— WHAT YOU SHOULD DO —
Write out each record below exactly as it appears, with no pictures.
==== MATERIALS PROVIDED ====
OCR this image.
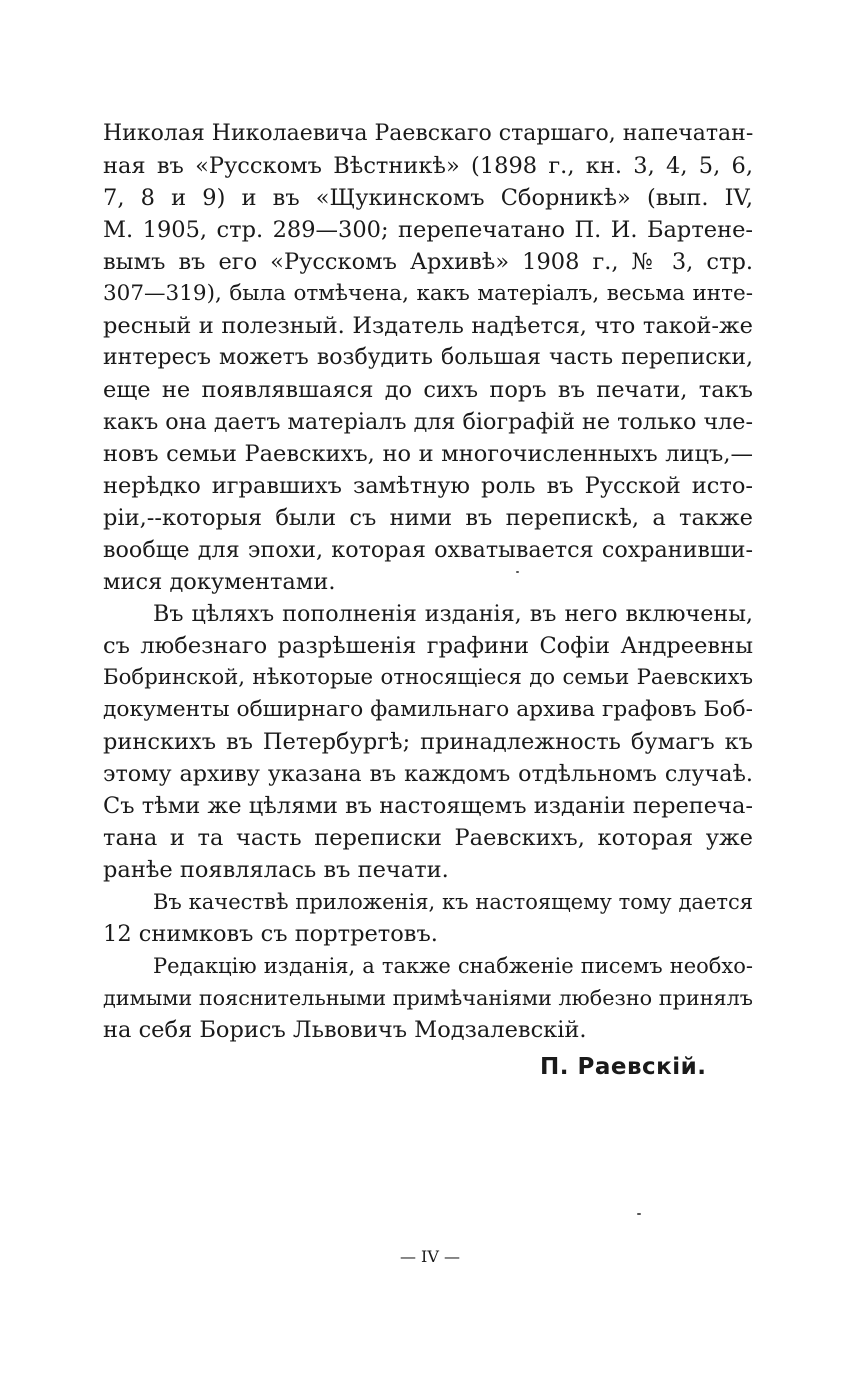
Николая Николаевича Раевскаго старшаго, напечатан-
ная въ «Русскомъ Вѣстникѣ» (1898 г., кн. 3, 4, 5, 6,
7, 8 и 9) и въ «Щукинскомъ Сборникѣ» (вып. IV,
М. 1905, стр. 289—300; перепечатано П. И. Бартене-
вымъ въ его «Русскомъ Архивѣ» 1908 г., № 3, стр.
307—319), была отмѣчена, какъ матеріалъ, весьма инте-
ресный и полезный. Издатель надѣется, что такой-же
интересъ можетъ возбудить большая часть переписки,
еще не появлявшаяся до сихъ поръ въ печати, такъ
какъ она даетъ матеріалъ для біографій не только чле-
новъ семьи Раевскихъ, но и многочисленныхъ лицъ,—
нерѣдко игравшихъ замѣтную роль въ Русской исто-
ріи,--которыя были съ ними въ перепискѣ, а также
вообще для эпохи, которая охватывается сохранивши-
мися документами.
Въ цѣляхъ пополненія изданія, въ него включены,
съ любезнаго разрѣшенія графини Софіи Андреевны
Бобринской, нѣкоторые относящіеся до семьи Раевскихъ
документы обширнаго фамильнаго архива графовъ Боб-
ринскихъ въ Петербургѣ; принадлежность бумагъ къ
этому архиву указана въ каждомъ отдѣльномъ случаѣ.
Съ тѣми же цѣлями въ настоящемъ изданіи перепеча-
тана и та часть переписки Раевскихъ, которая уже
ранѣе появлялась въ печати.
Въ качествѣ приложенія, къ настоящему тому дается
12 снимковъ съ портретовъ.
Редакцію изданія, а также снабженіе писемъ необхо-
димыми пояснительными примѣчаніями любезно принялъ
на себя Борисъ Львовичъ Модзалевскій.
П. Раевскій.
— IV —
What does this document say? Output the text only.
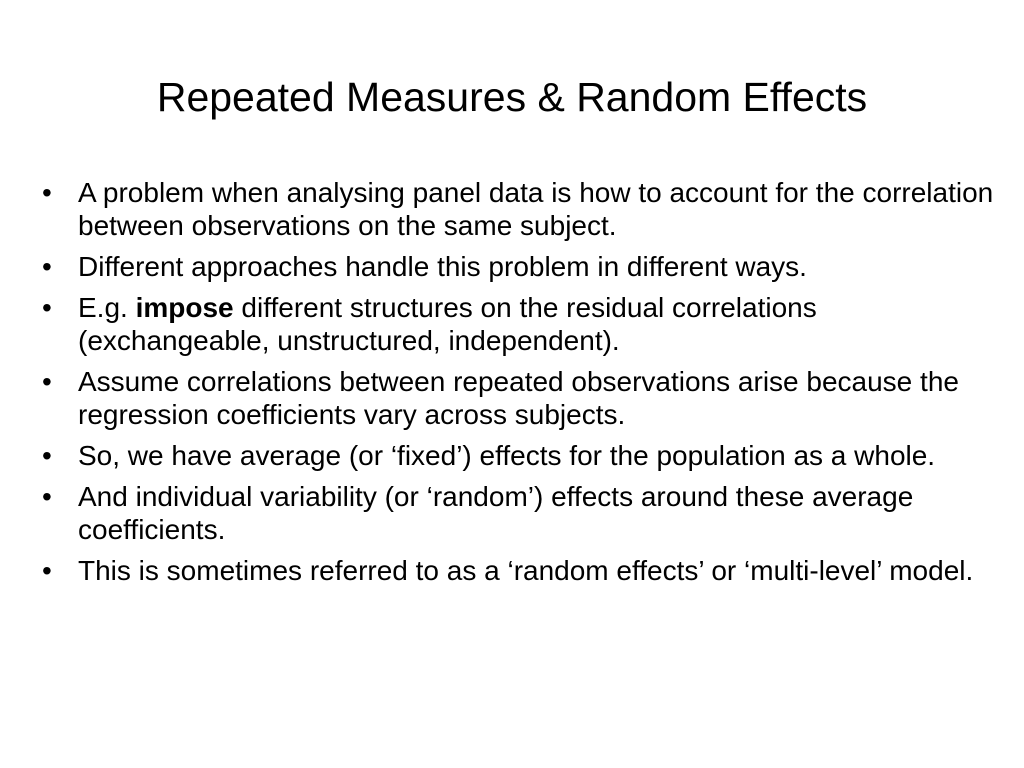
Repeated Measures & Random Effects
• A problem when analysing panel data is how to account for the correlation between observations on the same subject.
• Different approaches handle this problem in different ways.
• E.g. impose different structures on the residual correlations (exchangeable, unstructured, independent).
• Assume correlations between repeated observations arise because the regression coefficients vary across subjects.
• So, we have average (or ‘fixed’) effects for the population as a whole.
• And individual variability (or ‘random’) effects around these average coefficients.
• This is sometimes referred to as a ‘random effects’ or ‘multi-level’ model.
====
— WRITTEN SOLUTION —
OCR this image.
Николая Николаевича Раевскаго старшаго, напечатан-
ная въ «Русскомъ Вѣстникѣ» (1898 г., кн. 3, 4, 5, 6,
7, 8 и 9) и въ «Щукинскомъ Сборникѣ» (вып. IV,
М. 1905, стр. 289—300; перепечатано П. И. Бартене-
вымъ въ его «Русскомъ Архивѣ» 1908 г., № 3, стр.
307—319), была отмѣчена, какъ матеріалъ, весьма инте-
ресный и полезный. Издатель надѣется, что такой-же
интересъ можетъ возбудить большая часть переписки,
еще не появлявшаяся до сихъ поръ въ печати, такъ
какъ она даетъ матеріалъ для біографій не только чле-
новъ семьи Раевскихъ, но и многочисленныхъ лицъ,—
нерѣдко игравшихъ замѣтную роль въ Русской исто-
ріи,--которыя были съ ними въ перепискѣ, а также
вообще для эпохи, которая охватывается сохранивши-
мися документами.
Въ цѣляхъ пополненія изданія, въ него включены,
съ любезнаго разрѣшенія графини Софіи Андреевны
Бобринской, нѣкоторые относящіеся до семьи Раевскихъ
документы обширнаго фамильнаго архива графовъ Боб-
ринскихъ въ Петербургѣ; принадлежность бумагъ къ
этому архиву указана въ каждомъ отдѣльномъ случаѣ.
Съ тѣми же цѣлями въ настоящемъ изданіи перепеча-
тана и та часть переписки Раевскихъ, которая уже
ранѣе появлялась въ печати.
Въ качествѣ приложенія, къ настоящему тому дается
12 снимковъ съ портретовъ.
Редакцію изданія, а также снабженіе писемъ необхо-
димыми пояснительными примѣчаніями любезно принялъ
на себя Борисъ Львовичъ Модзалевскій.
П. Раевскій.
— IV —
What does this document say? Output the text only.
Repeated Measures & Random Effects
• A problem when analysing panel data is how to account for the correlation between observations on the same subject.
• Different approaches handle this problem in different ways.
• E.g. impose different structures on the residual correlations (exchangeable, unstructured, independent).
• Assume correlations between repeated observations arise because the regression coefficients vary across subjects.
• So, we have average (or ‘fixed’) effects for the population as a whole.
• And individual variability (or ‘random’) effects around these average coefficients.
• This is sometimes referred to as a ‘random effects’ or ‘multi-level’ model.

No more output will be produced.